## Entries from a visual dataset:

######

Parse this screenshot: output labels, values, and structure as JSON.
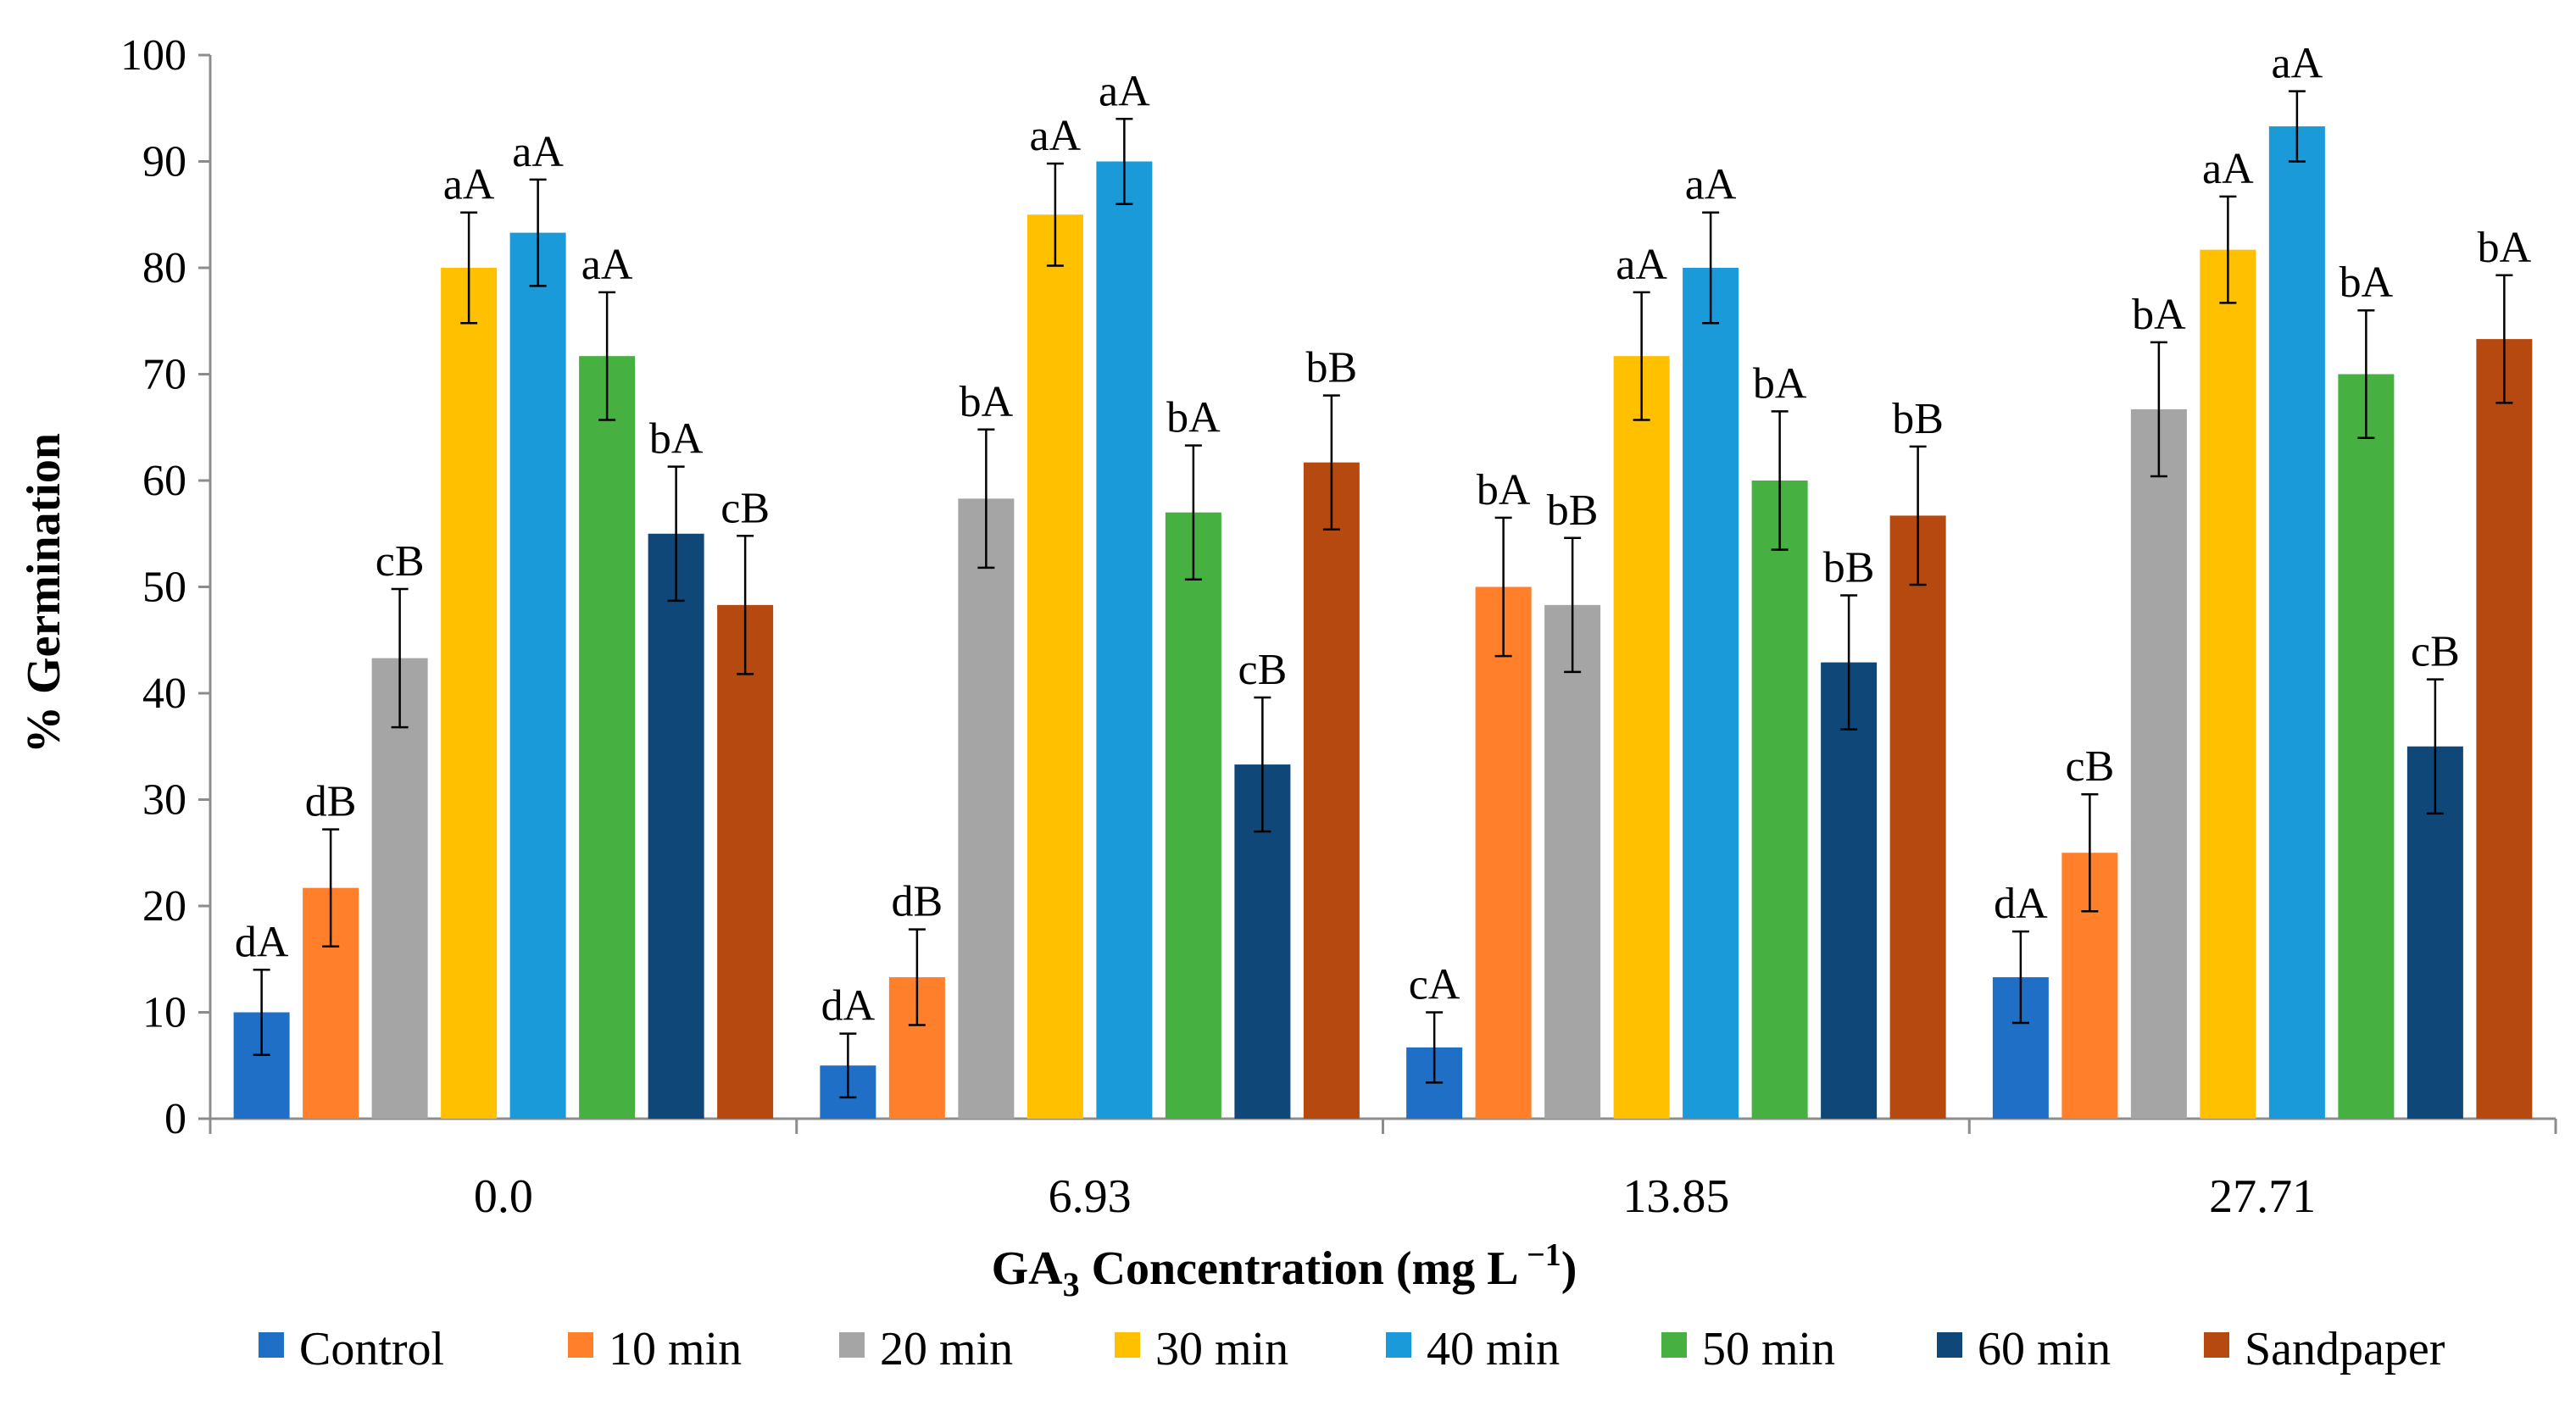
{
  "chart_data": {
    "type": "bar",
    "title": "",
    "xlabel_main": "GA",
    "xlabel_sub": "3",
    "xlabel_rest": " Concentration (mg L",
    "xlabel_sup": " −1",
    "xlabel_end": ")",
    "ylabel": "% Germination",
    "ylim": [
      0,
      100
    ],
    "yticks": [
      0,
      10,
      20,
      30,
      40,
      50,
      60,
      70,
      80,
      90,
      100
    ],
    "categories": [
      "0.0",
      "6.93",
      "13.85",
      "27.71"
    ],
    "legend_position": "bottom",
    "series": [
      {
        "name": "Control",
        "color": "#1f6fc6",
        "values": [
          10,
          5,
          6.7,
          13.3
        ],
        "errors": [
          4,
          3,
          3.3,
          4.3
        ],
        "labels": [
          "dA",
          "dA",
          "cA",
          "dA"
        ]
      },
      {
        "name": "10 min",
        "color": "#ff7f2a",
        "values": [
          21.7,
          13.3,
          50,
          25
        ],
        "errors": [
          5.5,
          4.5,
          6.5,
          5.5
        ],
        "labels": [
          "dB",
          "dB",
          "bA",
          "cB"
        ]
      },
      {
        "name": "20 min",
        "color": "#a5a5a5",
        "values": [
          43.3,
          58.3,
          48.3,
          66.7
        ],
        "errors": [
          6.5,
          6.5,
          6.3,
          6.3
        ],
        "labels": [
          "cB",
          "bA",
          "bB",
          "bA"
        ]
      },
      {
        "name": "30 min",
        "color": "#ffc000",
        "values": [
          80,
          85,
          71.7,
          81.7
        ],
        "errors": [
          5.2,
          4.8,
          6,
          5
        ],
        "labels": [
          "aA",
          "aA",
          "aA",
          "aA"
        ]
      },
      {
        "name": "40 min",
        "color": "#1a9ad9",
        "values": [
          83.3,
          90,
          80,
          93.3
        ],
        "errors": [
          5,
          4,
          5.2,
          3.3
        ],
        "labels": [
          "aA",
          "aA",
          "aA",
          "aA"
        ]
      },
      {
        "name": "50 min",
        "color": "#46b040",
        "values": [
          71.7,
          57,
          60,
          70
        ],
        "errors": [
          6,
          6.3,
          6.5,
          6
        ],
        "labels": [
          "aA",
          "bA",
          "bA",
          "bA"
        ]
      },
      {
        "name": "60 min",
        "color": "#0e4778",
        "values": [
          55,
          33.3,
          42.9,
          35
        ],
        "errors": [
          6.3,
          6.3,
          6.3,
          6.3
        ],
        "labels": [
          "bA",
          "cB",
          "bB",
          "cB"
        ]
      },
      {
        "name": "Sandpaper",
        "color": "#b5490f",
        "values": [
          48.3,
          61.7,
          56.7,
          73.3
        ],
        "errors": [
          6.5,
          6.3,
          6.5,
          6
        ],
        "labels": [
          "cB",
          "bB",
          "bB",
          "bA"
        ]
      }
    ]
  }
}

######

## INSTRUCTION:
Go through the entries above and pull out each line with "color" in it.

## RESPONSE TO THIS EXERCISE:
        "color": "#1f6fc6",
        "color": "#ff7f2a",
        "color": "#a5a5a5",
        "color": "#ffc000",
        "color": "#1a9ad9",
        "color": "#46b040",
        "color": "#0e4778",
        "color": "#b5490f",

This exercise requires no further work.